Please report every line from the material that contains the word "권장드립니다".
>> START SUPPLIED RECORDS
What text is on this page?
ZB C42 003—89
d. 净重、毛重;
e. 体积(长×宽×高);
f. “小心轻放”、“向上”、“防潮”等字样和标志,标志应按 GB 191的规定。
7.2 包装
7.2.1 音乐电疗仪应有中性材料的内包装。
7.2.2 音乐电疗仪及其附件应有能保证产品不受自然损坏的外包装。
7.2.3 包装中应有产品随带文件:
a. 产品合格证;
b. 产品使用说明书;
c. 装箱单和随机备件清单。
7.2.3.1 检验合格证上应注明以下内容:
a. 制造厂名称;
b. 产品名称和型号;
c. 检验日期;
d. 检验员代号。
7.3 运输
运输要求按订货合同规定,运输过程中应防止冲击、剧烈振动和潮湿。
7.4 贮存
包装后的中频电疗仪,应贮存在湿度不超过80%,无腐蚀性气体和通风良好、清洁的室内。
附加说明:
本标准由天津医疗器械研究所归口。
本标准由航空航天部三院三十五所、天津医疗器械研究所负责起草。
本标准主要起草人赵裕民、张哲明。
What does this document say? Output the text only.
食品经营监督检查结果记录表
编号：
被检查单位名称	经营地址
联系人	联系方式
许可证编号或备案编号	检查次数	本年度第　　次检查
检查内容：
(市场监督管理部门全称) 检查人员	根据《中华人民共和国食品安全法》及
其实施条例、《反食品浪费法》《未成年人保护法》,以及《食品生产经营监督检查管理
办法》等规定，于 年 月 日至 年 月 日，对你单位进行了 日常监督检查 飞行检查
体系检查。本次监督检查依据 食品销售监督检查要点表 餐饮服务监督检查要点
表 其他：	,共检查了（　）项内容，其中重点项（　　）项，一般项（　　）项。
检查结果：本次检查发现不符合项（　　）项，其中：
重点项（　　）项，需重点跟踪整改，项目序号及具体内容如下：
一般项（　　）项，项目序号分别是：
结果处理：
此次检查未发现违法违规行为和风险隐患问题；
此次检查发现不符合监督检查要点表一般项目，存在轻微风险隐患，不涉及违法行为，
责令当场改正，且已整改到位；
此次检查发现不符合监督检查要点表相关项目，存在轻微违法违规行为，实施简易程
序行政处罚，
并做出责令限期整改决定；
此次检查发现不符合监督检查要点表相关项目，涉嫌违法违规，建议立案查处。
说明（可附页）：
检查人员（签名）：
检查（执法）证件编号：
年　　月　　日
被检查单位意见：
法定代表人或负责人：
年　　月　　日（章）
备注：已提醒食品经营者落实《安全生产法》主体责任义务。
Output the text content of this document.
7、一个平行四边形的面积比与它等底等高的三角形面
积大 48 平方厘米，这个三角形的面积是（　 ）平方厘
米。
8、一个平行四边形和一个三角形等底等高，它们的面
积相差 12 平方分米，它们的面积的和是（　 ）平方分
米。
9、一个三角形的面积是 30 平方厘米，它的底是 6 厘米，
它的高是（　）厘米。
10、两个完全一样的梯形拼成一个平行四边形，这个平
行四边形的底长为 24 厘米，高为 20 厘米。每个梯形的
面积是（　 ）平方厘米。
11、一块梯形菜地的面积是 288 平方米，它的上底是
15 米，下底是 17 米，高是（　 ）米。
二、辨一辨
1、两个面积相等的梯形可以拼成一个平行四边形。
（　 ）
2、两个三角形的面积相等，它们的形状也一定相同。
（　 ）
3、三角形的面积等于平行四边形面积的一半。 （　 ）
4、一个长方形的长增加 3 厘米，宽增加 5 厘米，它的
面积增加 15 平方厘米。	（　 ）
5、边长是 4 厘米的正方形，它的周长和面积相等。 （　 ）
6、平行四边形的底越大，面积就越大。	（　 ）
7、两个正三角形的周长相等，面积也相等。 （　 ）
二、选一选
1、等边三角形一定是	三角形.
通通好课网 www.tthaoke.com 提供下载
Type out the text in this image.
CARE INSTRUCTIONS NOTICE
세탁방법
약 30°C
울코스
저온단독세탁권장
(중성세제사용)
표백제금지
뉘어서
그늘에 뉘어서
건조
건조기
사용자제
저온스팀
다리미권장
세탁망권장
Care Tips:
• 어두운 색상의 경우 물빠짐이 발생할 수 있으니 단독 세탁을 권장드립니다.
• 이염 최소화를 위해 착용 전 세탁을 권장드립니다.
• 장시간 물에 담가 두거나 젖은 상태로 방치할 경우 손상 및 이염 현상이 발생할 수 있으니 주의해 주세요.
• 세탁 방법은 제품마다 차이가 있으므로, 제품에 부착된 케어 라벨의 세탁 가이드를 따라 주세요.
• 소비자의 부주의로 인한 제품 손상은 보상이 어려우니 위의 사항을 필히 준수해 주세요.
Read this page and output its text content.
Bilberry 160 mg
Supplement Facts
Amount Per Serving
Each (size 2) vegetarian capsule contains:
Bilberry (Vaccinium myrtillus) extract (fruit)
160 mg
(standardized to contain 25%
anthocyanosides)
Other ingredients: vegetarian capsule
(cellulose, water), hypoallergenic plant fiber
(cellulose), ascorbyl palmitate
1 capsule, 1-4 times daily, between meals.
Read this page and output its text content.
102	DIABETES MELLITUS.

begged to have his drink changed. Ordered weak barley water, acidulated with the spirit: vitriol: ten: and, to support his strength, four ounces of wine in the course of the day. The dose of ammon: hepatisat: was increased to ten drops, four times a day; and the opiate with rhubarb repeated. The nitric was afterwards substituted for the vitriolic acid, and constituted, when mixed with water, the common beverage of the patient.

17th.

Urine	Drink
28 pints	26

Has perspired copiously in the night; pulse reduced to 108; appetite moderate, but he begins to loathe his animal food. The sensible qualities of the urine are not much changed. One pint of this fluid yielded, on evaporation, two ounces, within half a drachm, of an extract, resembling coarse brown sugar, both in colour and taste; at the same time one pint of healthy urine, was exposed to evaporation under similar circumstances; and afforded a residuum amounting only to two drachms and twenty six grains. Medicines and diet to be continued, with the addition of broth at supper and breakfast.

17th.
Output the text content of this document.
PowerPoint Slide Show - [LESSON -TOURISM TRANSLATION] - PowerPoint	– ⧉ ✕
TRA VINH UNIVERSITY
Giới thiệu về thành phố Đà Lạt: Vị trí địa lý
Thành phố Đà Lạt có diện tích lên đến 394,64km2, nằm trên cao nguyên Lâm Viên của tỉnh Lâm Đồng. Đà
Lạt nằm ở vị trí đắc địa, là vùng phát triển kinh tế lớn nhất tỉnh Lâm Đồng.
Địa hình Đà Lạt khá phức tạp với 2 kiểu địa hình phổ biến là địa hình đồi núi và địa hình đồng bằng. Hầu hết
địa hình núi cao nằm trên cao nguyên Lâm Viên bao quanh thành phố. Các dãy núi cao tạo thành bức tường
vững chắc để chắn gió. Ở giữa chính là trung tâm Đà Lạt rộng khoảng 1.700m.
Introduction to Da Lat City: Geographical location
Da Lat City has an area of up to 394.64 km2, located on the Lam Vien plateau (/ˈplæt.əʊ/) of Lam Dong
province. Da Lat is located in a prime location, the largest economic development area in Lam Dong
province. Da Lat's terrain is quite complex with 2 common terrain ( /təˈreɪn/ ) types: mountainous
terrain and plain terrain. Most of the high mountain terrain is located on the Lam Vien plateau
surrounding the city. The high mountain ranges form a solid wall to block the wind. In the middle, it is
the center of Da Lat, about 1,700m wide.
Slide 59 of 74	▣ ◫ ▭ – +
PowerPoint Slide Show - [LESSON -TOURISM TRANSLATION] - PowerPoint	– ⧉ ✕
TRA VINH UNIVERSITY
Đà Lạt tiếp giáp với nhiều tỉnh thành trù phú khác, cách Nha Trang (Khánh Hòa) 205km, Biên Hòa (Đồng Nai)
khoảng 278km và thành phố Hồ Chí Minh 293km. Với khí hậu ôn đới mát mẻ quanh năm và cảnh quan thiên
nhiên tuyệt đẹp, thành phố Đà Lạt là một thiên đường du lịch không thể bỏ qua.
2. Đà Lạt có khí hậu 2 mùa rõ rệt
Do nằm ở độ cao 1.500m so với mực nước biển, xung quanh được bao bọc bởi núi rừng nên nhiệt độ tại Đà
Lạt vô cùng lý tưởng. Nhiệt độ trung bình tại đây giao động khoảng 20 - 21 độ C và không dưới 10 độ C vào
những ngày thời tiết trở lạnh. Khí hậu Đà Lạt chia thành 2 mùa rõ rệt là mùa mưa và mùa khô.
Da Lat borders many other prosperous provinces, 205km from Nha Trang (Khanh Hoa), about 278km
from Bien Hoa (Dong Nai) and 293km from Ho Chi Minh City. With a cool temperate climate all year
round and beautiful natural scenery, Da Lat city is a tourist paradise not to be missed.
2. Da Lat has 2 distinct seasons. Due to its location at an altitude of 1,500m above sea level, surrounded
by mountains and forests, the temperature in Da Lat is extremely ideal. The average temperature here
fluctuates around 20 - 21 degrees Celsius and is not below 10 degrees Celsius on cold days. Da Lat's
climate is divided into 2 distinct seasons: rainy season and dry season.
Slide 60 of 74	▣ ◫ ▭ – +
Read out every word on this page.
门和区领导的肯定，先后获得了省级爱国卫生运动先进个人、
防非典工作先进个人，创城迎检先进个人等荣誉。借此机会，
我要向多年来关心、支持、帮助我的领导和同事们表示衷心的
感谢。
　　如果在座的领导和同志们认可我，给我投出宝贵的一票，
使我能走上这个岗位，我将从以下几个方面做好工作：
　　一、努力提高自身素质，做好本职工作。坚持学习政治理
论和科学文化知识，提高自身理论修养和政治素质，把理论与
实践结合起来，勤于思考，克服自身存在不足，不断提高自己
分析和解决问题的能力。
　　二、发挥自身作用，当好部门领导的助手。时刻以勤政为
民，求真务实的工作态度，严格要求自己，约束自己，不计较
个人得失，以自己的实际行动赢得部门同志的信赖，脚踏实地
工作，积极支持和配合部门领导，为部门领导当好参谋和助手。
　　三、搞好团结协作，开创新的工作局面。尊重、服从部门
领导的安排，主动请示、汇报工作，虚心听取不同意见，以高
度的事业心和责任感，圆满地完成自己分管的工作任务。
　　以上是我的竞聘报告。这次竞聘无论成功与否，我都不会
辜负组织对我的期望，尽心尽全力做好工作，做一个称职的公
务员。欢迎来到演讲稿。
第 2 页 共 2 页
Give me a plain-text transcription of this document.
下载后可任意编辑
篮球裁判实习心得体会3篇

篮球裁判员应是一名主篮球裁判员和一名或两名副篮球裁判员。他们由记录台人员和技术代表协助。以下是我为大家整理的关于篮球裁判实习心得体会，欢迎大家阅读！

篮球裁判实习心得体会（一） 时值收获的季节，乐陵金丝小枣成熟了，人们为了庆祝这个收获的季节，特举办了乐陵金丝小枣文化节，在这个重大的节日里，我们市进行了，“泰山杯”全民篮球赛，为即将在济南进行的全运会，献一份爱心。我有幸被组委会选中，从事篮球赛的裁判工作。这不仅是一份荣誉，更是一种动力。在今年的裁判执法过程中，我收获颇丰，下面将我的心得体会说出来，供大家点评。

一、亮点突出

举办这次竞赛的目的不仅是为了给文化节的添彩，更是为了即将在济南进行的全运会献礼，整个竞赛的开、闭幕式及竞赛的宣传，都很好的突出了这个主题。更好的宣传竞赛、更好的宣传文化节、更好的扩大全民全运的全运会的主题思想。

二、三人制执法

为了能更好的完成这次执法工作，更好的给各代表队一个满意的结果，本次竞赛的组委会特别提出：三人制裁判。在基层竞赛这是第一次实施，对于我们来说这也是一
>> END SUPPLIED RECORDS
**RESPONSE TO THE TASK:**
• 어두운 색상의 경우 물빠짐이 발생할 수 있으니 단독 세탁을 권장드립니다.
• 이염 최소화를 위해 착용 전 세탁을 권장드립니다.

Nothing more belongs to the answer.